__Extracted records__
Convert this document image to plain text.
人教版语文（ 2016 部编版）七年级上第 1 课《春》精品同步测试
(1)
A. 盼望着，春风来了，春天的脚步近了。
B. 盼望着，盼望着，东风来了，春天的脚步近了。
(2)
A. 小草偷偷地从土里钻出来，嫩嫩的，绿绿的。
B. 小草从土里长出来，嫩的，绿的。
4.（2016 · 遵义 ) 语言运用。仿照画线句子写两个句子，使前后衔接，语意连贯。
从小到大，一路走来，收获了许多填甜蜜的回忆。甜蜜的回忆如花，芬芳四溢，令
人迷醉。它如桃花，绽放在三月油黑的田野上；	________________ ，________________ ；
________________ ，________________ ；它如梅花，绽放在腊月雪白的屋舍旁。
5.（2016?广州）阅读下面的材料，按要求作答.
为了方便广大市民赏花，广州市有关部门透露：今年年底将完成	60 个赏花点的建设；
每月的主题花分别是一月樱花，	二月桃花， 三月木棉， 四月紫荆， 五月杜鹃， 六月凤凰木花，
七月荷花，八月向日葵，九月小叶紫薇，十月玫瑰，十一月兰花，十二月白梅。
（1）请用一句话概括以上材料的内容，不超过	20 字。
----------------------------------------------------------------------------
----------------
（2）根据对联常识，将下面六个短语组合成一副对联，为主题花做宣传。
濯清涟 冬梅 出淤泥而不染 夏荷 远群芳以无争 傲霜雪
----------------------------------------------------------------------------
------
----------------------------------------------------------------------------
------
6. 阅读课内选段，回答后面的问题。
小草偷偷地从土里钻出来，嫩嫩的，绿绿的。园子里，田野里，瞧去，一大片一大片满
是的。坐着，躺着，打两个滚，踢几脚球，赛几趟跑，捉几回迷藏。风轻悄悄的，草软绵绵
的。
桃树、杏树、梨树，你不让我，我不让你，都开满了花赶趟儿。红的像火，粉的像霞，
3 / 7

__Task goal__
Repeat the data above, word for word.

__Correct answer__
Convert this document image to plain text.
人教版语文（ 2016 部编版）七年级上第 1 课《春》精品同步测试
(1)
A. 盼望着，春风来了，春天的脚步近了。
B. 盼望着，盼望着，东风来了，春天的脚步近了。
(2)
A. 小草偷偷地从土里钻出来，嫩嫩的，绿绿的。
B. 小草从土里长出来，嫩的，绿的。
4.（2016 · 遵义 ) 语言运用。仿照画线句子写两个句子，使前后衔接，语意连贯。
从小到大，一路走来，收获了许多填甜蜜的回忆。甜蜜的回忆如花，芬芳四溢，令
人迷醉。它如桃花，绽放在三月油黑的田野上；	________________ ，________________ ；
________________ ，________________ ；它如梅花，绽放在腊月雪白的屋舍旁。
5.（2016?广州）阅读下面的材料，按要求作答.
为了方便广大市民赏花，广州市有关部门透露：今年年底将完成	60 个赏花点的建设；
每月的主题花分别是一月樱花，	二月桃花， 三月木棉， 四月紫荆， 五月杜鹃， 六月凤凰木花，
七月荷花，八月向日葵，九月小叶紫薇，十月玫瑰，十一月兰花，十二月白梅。
（1）请用一句话概括以上材料的内容，不超过	20 字。
----------------------------------------------------------------------------
----------------
（2）根据对联常识，将下面六个短语组合成一副对联，为主题花做宣传。
濯清涟 冬梅 出淤泥而不染 夏荷 远群芳以无争 傲霜雪
----------------------------------------------------------------------------
------
----------------------------------------------------------------------------
------
6. 阅读课内选段，回答后面的问题。
小草偷偷地从土里钻出来，嫩嫩的，绿绿的。园子里，田野里，瞧去，一大片一大片满
是的。坐着，躺着，打两个滚，踢几脚球，赛几趟跑，捉几回迷藏。风轻悄悄的，草软绵绵
的。
桃树、杏树、梨树，你不让我，我不让你，都开满了花赶趟儿。红的像火，粉的像霞，
3 / 7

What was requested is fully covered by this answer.